* _WHAT IS EXPECTED_:
Pull each line holding "label" out of the entries below.

* _DATA ENTRIES_:

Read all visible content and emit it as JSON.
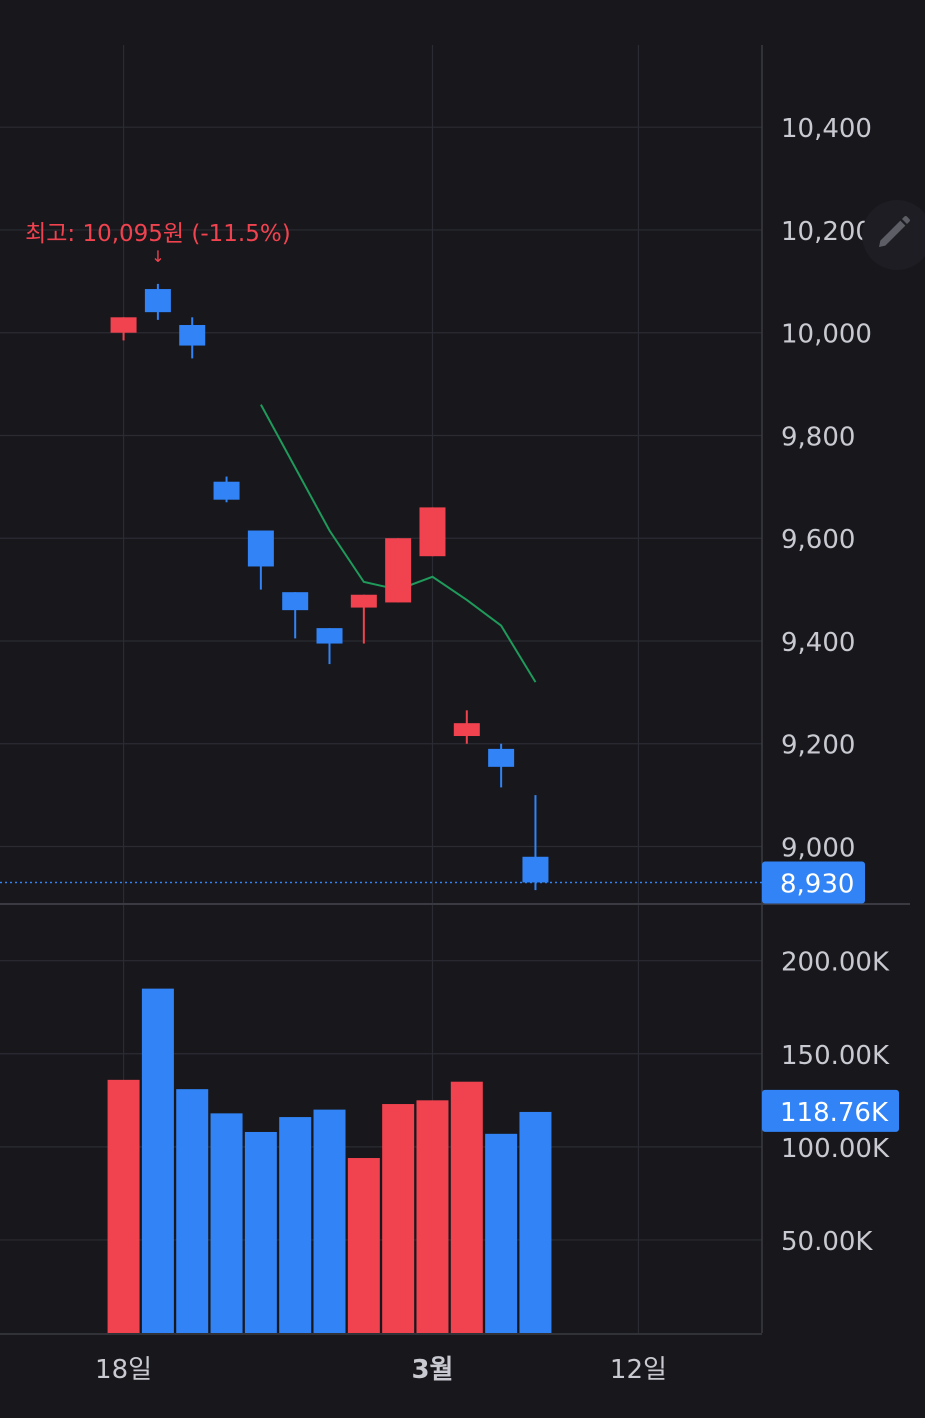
{
  "theme": {
    "background": "#17171c",
    "grid": "#2b2b33",
    "axis_text": "#c9c9d1",
    "up_color": "#f0434f",
    "down_color": "#3183f6",
    "ma_color": "#1f9a5a",
    "current_price_bg": "#3183f6"
  },
  "tools": {
    "edit_icon": "pencil-icon"
  },
  "chart_data": [
    {
      "type": "candlestick",
      "x_ticks": [
        {
          "label": "18일",
          "index": 0
        },
        {
          "label": "3월",
          "index": 9,
          "bold": true
        },
        {
          "label": "12일",
          "index": 15
        }
      ],
      "y_ticks": [
        "10,400",
        "10,200",
        "10,000",
        "9,800",
        "9,600",
        "9,400",
        "9,200",
        "9,000"
      ],
      "y_tick_values": [
        10400,
        10200,
        10000,
        9800,
        9600,
        9400,
        9200,
        9000
      ],
      "ylim": [
        8890,
        10560
      ],
      "xlim": [
        -3.6,
        18.6
      ],
      "candles": [
        {
          "i": 0,
          "open": 10000,
          "close": 10030,
          "high": 10030,
          "low": 9985
        },
        {
          "i": 1,
          "open": 10085,
          "close": 10040,
          "high": 10095,
          "low": 10025
        },
        {
          "i": 2,
          "open": 10015,
          "close": 9975,
          "high": 10030,
          "low": 9950
        },
        {
          "i": 3,
          "open": 9710,
          "close": 9675,
          "high": 9720,
          "low": 9670
        },
        {
          "i": 4,
          "open": 9615,
          "close": 9545,
          "high": 9615,
          "low": 9500
        },
        {
          "i": 5,
          "open": 9495,
          "close": 9460,
          "high": 9495,
          "low": 9405
        },
        {
          "i": 6,
          "open": 9425,
          "close": 9395,
          "high": 9425,
          "low": 9355
        },
        {
          "i": 7,
          "open": 9465,
          "close": 9490,
          "high": 9490,
          "low": 9395
        },
        {
          "i": 8,
          "open": 9475,
          "close": 9600,
          "high": 9600,
          "low": 9475
        },
        {
          "i": 9,
          "open": 9565,
          "close": 9660,
          "high": 9660,
          "low": 9565
        },
        {
          "i": 10,
          "open": 9215,
          "close": 9240,
          "high": 9265,
          "low": 9200
        },
        {
          "i": 11,
          "open": 9190,
          "close": 9155,
          "high": 9200,
          "low": 9115
        },
        {
          "i": 12,
          "open": 8980,
          "close": 8930,
          "high": 9100,
          "low": 8915
        }
      ],
      "moving_average": [
        {
          "i": 4,
          "value": 9860
        },
        {
          "i": 6,
          "value": 9615
        },
        {
          "i": 7,
          "value": 9515
        },
        {
          "i": 8,
          "value": 9500
        },
        {
          "i": 9,
          "value": 9525
        },
        {
          "i": 10,
          "value": 9480
        },
        {
          "i": 11,
          "value": 9430
        },
        {
          "i": 12,
          "value": 9320
        }
      ],
      "current_price": {
        "value": 8930,
        "label": "8,930"
      },
      "high_annotation": {
        "i": 1,
        "value": 10095,
        "label": "최고: 10,095원 (-11.5%)",
        "arrow": "↓"
      }
    },
    {
      "type": "bar",
      "title": "volume",
      "y_ticks": [
        "200.00K",
        "150.00K",
        "100.00K",
        "50.00K"
      ],
      "y_tick_values": [
        200000,
        150000,
        100000,
        50000
      ],
      "ylim": [
        0,
        231000
      ],
      "bars": [
        {
          "i": 0,
          "value": 136000,
          "dir": "up"
        },
        {
          "i": 1,
          "value": 185000,
          "dir": "down"
        },
        {
          "i": 2,
          "value": 131000,
          "dir": "down"
        },
        {
          "i": 3,
          "value": 118000,
          "dir": "down"
        },
        {
          "i": 4,
          "value": 108000,
          "dir": "down"
        },
        {
          "i": 5,
          "value": 116000,
          "dir": "down"
        },
        {
          "i": 6,
          "value": 120000,
          "dir": "down"
        },
        {
          "i": 7,
          "value": 94000,
          "dir": "up"
        },
        {
          "i": 8,
          "value": 123000,
          "dir": "up"
        },
        {
          "i": 9,
          "value": 125000,
          "dir": "up"
        },
        {
          "i": 10,
          "value": 135000,
          "dir": "up"
        },
        {
          "i": 11,
          "value": 107000,
          "dir": "down"
        },
        {
          "i": 12,
          "value": 118760,
          "dir": "down"
        }
      ],
      "current_volume": {
        "value": 118760,
        "label": "118.76K"
      }
    }
  ]
}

* _RESULT OF THIS TASK_:
          "label": "18일",
          "label": "3월",
          "label": "12일",
        "label": "8,930"
        "label": "최고: 10,095원 (-11.5%)",
        "label": "118.76K"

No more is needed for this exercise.